◆ **Problem to solve**:
Nothing should be left out: output all of the entries exactly.

+++ Supplied material

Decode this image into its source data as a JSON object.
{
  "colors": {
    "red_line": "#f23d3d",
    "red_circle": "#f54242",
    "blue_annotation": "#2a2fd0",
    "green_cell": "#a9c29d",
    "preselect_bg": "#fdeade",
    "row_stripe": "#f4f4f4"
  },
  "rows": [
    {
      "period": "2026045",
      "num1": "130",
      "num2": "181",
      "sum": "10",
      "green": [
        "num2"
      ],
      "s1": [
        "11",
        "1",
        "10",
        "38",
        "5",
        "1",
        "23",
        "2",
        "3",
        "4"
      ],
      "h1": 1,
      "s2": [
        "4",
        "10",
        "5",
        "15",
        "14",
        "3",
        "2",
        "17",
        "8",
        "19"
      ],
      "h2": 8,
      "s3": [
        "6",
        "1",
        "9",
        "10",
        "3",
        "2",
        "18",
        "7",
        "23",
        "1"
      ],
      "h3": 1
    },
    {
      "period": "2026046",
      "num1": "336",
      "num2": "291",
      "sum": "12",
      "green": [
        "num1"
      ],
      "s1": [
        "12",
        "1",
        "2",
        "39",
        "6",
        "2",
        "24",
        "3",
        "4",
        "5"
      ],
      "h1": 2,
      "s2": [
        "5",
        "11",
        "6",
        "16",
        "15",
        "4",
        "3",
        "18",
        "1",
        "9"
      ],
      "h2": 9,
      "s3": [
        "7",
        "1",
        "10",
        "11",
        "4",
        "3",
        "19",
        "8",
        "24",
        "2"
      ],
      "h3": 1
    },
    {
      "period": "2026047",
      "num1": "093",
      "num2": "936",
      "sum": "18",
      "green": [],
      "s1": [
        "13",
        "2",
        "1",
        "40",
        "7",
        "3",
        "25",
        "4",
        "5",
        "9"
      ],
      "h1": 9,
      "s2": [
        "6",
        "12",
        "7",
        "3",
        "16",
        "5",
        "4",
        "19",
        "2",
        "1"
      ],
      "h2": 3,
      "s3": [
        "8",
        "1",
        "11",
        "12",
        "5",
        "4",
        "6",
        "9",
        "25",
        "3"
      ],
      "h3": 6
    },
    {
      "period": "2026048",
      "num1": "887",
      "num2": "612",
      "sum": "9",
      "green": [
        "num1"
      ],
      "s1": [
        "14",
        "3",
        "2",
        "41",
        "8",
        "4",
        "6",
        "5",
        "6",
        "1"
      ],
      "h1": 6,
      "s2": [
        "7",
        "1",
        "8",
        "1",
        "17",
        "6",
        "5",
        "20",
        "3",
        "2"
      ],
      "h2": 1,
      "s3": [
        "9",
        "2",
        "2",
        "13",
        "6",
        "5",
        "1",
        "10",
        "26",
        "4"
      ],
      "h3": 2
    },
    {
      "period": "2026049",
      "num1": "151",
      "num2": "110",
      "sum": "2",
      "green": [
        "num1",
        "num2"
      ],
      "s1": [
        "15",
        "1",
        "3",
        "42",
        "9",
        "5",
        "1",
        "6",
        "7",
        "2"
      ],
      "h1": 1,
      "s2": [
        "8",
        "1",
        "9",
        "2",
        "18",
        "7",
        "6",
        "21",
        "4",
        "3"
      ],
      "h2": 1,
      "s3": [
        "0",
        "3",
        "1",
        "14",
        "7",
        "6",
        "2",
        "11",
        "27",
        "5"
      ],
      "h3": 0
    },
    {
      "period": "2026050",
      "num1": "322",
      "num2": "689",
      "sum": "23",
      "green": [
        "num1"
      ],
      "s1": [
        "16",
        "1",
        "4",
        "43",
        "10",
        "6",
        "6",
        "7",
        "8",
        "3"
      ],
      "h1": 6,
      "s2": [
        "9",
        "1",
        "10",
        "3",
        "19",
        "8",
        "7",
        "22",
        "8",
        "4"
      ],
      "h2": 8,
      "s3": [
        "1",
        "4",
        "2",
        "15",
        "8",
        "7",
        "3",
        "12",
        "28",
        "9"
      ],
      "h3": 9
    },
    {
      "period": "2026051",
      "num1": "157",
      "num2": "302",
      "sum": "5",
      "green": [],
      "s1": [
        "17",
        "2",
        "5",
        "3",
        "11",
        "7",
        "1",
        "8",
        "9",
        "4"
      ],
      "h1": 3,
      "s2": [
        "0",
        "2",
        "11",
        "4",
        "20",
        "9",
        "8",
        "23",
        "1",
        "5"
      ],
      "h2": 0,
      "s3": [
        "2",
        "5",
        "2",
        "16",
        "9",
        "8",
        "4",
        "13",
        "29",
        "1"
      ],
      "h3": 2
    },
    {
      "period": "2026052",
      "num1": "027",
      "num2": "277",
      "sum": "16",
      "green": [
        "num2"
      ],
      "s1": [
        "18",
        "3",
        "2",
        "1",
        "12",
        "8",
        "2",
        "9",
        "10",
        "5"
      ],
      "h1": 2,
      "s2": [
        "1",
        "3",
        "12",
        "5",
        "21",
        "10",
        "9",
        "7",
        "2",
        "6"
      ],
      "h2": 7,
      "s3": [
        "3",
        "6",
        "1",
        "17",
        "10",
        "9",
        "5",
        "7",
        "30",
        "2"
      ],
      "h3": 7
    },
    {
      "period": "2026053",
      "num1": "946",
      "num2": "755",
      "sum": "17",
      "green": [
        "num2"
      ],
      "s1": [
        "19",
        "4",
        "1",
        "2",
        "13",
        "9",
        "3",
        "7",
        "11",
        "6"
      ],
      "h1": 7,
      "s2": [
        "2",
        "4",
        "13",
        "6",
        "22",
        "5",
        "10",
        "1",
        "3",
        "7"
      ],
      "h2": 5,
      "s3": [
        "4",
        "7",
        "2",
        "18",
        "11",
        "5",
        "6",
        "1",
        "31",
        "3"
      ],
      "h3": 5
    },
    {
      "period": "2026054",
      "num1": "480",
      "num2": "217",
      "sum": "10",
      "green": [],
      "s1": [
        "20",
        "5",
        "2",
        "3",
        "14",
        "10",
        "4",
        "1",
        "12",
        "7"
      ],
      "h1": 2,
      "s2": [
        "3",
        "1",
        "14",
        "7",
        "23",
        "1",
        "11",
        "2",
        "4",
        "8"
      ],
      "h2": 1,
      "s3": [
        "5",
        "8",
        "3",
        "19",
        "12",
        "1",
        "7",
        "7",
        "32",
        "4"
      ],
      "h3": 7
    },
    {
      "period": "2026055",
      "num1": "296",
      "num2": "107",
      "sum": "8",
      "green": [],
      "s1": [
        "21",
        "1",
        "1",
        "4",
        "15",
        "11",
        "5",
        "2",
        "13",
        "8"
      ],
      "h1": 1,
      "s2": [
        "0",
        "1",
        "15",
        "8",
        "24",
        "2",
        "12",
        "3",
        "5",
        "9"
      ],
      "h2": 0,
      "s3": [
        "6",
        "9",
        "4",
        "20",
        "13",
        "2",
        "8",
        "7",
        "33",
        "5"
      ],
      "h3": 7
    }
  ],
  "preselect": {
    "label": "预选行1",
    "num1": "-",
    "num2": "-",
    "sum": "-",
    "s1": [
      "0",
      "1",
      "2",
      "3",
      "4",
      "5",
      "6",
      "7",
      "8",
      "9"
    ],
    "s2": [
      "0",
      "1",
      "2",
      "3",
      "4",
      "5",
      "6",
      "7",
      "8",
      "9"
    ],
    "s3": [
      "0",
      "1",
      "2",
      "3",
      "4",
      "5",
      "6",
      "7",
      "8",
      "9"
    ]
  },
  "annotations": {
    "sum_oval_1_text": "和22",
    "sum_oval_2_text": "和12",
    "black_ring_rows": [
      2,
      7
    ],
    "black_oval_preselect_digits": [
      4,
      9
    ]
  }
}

++++++

◆ **The solution**:
Decode this image into its source data as a JSON object.
{
  "colors": {
    "red_line": "#f23d3d",
    "red_circle": "#f54242",
    "blue_annotation": "#2a2fd0",
    "green_cell": "#a9c29d",
    "preselect_bg": "#fdeade",
    "row_stripe": "#f4f4f4"
  },
  "rows": [
    {
      "period": "2026045",
      "num1": "130",
      "num2": "181",
      "sum": "10",
      "green": [
        "num2"
      ],
      "s1": [
        "11",
        "1",
        "10",
        "38",
        "5",
        "1",
        "23",
        "2",
        "3",
        "4"
      ],
      "h1": 1,
      "s2": [
        "4",
        "10",
        "5",
        "15",
        "14",
        "3",
        "2",
        "17",
        "8",
        "19"
      ],
      "h2": 8,
      "s3": [
        "6",
        "1",
        "9",
        "10",
        "3",
        "2",
        "18",
        "7",
        "23",
        "1"
      ],
      "h3": 1
    },
    {
      "period": "2026046",
      "num1": "336",
      "num2": "291",
      "sum": "12",
      "green": [
        "num1"
      ],
      "s1": [
        "12",
        "1",
        "2",
        "39",
        "6",
        "2",
        "24",
        "3",
        "4",
        "5"
      ],
      "h1": 2,
      "s2": [
        "5",
        "11",
        "6",
        "16",
        "15",
        "4",
        "3",
        "18",
        "1",
        "9"
      ],
      "h2": 9,
      "s3": [
        "7",
        "1",
        "10",
        "11",
        "4",
        "3",
        "19",
        "8",
        "24",
        "2"
      ],
      "h3": 1
    },
    {
      "period": "2026047",
      "num1": "093",
      "num2": "936",
      "sum": "18",
      "green": [],
      "s1": [
        "13",
        "2",
        "1",
        "40",
        "7",
        "3",
        "25",
        "4",
        "5",
        "9"
      ],
      "h1": 9,
      "s2": [
        "6",
        "12",
        "7",
        "3",
        "16",
        "5",
        "4",
        "19",
        "2",
        "1"
      ],
      "h2": 3,
      "s3": [
        "8",
        "1",
        "11",
        "12",
        "5",
        "4",
        "6",
        "9",
        "25",
        "3"
      ],
      "h3": 6
    },
    {
      "period": "2026048",
      "num1": "887",
      "num2": "612",
      "sum": "9",
      "green": [
        "num1"
      ],
      "s1": [
        "14",
        "3",
        "2",
        "41",
        "8",
        "4",
        "6",
        "5",
        "6",
        "1"
      ],
      "h1": 6,
      "s2": [
        "7",
        "1",
        "8",
        "1",
        "17",
        "6",
        "5",
        "20",
        "3",
        "2"
      ],
      "h2": 1,
      "s3": [
        "9",
        "2",
        "2",
        "13",
        "6",
        "5",
        "1",
        "10",
        "26",
        "4"
      ],
      "h3": 2
    },
    {
      "period": "2026049",
      "num1": "151",
      "num2": "110",
      "sum": "2",
      "green": [
        "num1",
        "num2"
      ],
      "s1": [
        "15",
        "1",
        "3",
        "42",
        "9",
        "5",
        "1",
        "6",
        "7",
        "2"
      ],
      "h1": 1,
      "s2": [
        "8",
        "1",
        "9",
        "2",
        "18",
        "7",
        "6",
        "21",
        "4",
        "3"
      ],
      "h2": 1,
      "s3": [
        "0",
        "3",
        "1",
        "14",
        "7",
        "6",
        "2",
        "11",
        "27",
        "5"
      ],
      "h3": 0
    },
    {
      "period": "2026050",
      "num1": "322",
      "num2": "689",
      "sum": "23",
      "green": [
        "num1"
      ],
      "s1": [
        "16",
        "1",
        "4",
        "43",
        "10",
        "6",
        "6",
        "7",
        "8",
        "3"
      ],
      "h1": 6,
      "s2": [
        "9",
        "1",
        "10",
        "3",
        "19",
        "8",
        "7",
        "22",
        "8",
        "4"
      ],
      "h2": 8,
      "s3": [
        "1",
        "4",
        "2",
        "15",
        "8",
        "7",
        "3",
        "12",
        "28",
        "9"
      ],
      "h3": 9
    },
    {
      "period": "2026051",
      "num1": "157",
      "num2": "302",
      "sum": "5",
      "green": [],
      "s1": [
        "17",
        "2",
        "5",
        "3",
        "11",
        "7",
        "1",
        "8",
        "9",
        "4"
      ],
      "h1": 3,
      "s2": [
        "0",
        "2",
        "11",
        "4",
        "20",
        "9",
        "8",
        "23",
        "1",
        "5"
      ],
      "h2": 0,
      "s3": [
        "2",
        "5",
        "2",
        "16",
        "9",
        "8",
        "4",
        "13",
        "29",
        "1"
      ],
      "h3": 2
    },
    {
      "period": "2026052",
      "num1": "027",
      "num2": "277",
      "sum": "16",
      "green": [
        "num2"
      ],
      "s1": [
        "18",
        "3",
        "2",
        "1",
        "12",
        "8",
        "2",
        "9",
        "10",
        "5"
      ],
      "h1": 2,
      "s2": [
        "1",
        "3",
        "12",
        "5",
        "21",
        "10",
        "9",
        "7",
        "2",
        "6"
      ],
      "h2": 7,
      "s3": [
        "3",
        "6",
        "1",
        "17",
        "10",
        "9",
        "5",
        "7",
        "30",
        "2"
      ],
      "h3": 7
    },
    {
      "period": "2026053",
      "num1": "946",
      "num2": "755",
      "sum": "17",
      "green": [
        "num2"
      ],
      "s1": [
        "19",
        "4",
        "1",
        "2",
        "13",
        "9",
        "3",
        "7",
        "11",
        "6"
      ],
      "h1": 7,
      "s2": [
        "2",
        "4",
        "13",
        "6",
        "22",
        "5",
        "10",
        "1",
        "3",
        "7"
      ],
      "h2": 5,
      "s3": [
        "4",
        "7",
        "2",
        "18",
        "11",
        "5",
        "6",
        "1",
        "31",
        "3"
      ],
      "h3": 5
    },
    {
      "period": "2026054",
      "num1": "480",
      "num2": "217",
      "sum": "10",
      "green": [],
      "s1": [
        "20",
        "5",
        "2",
        "3",
        "14",
        "10",
        "4",
        "1",
        "12",
        "7"
      ],
      "h1": 2,
      "s2": [
        "3",
        "1",
        "14",
        "7",
        "23",
        "1",
        "11",
        "2",
        "4",
        "8"
      ],
      "h2": 1,
      "s3": [
        "5",
        "8",
        "3",
        "19",
        "12",
        "1",
        "7",
        "7",
        "32",
        "4"
      ],
      "h3": 7
    },
    {
      "period": "2026055",
      "num1": "296",
      "num2": "107",
      "sum": "8",
      "green": [],
      "s1": [
        "21",
        "1",
        "1",
        "4",
        "15",
        "11",
        "5",
        "2",
        "13",
        "8"
      ],
      "h1": 1,
      "s2": [
        "0",
        "1",
        "15",
        "8",
        "24",
        "2",
        "12",
        "3",
        "5",
        "9"
      ],
      "h2": 0,
      "s3": [
        "6",
        "9",
        "4",
        "20",
        "13",
        "2",
        "8",
        "7",
        "33",
        "5"
      ],
      "h3": 7
    }
  ],
  "preselect": {
    "label": "预选行1",
    "num1": "-",
    "num2": "-",
    "sum": "-",
    "s1": [
      "0",
      "1",
      "2",
      "3",
      "4",
      "5",
      "6",
      "7",
      "8",
      "9"
    ],
    "s2": [
      "0",
      "1",
      "2",
      "3",
      "4",
      "5",
      "6",
      "7",
      "8",
      "9"
    ],
    "s3": [
      "0",
      "1",
      "2",
      "3",
      "4",
      "5",
      "6",
      "7",
      "8",
      "9"
    ]
  },
  "annotations": {
    "sum_oval_1_text": "和22",
    "sum_oval_2_text": "和12",
    "black_ring_rows": [
      2,
      7
    ],
    "black_oval_preselect_digits": [
      4,
      9
    ]
  }
}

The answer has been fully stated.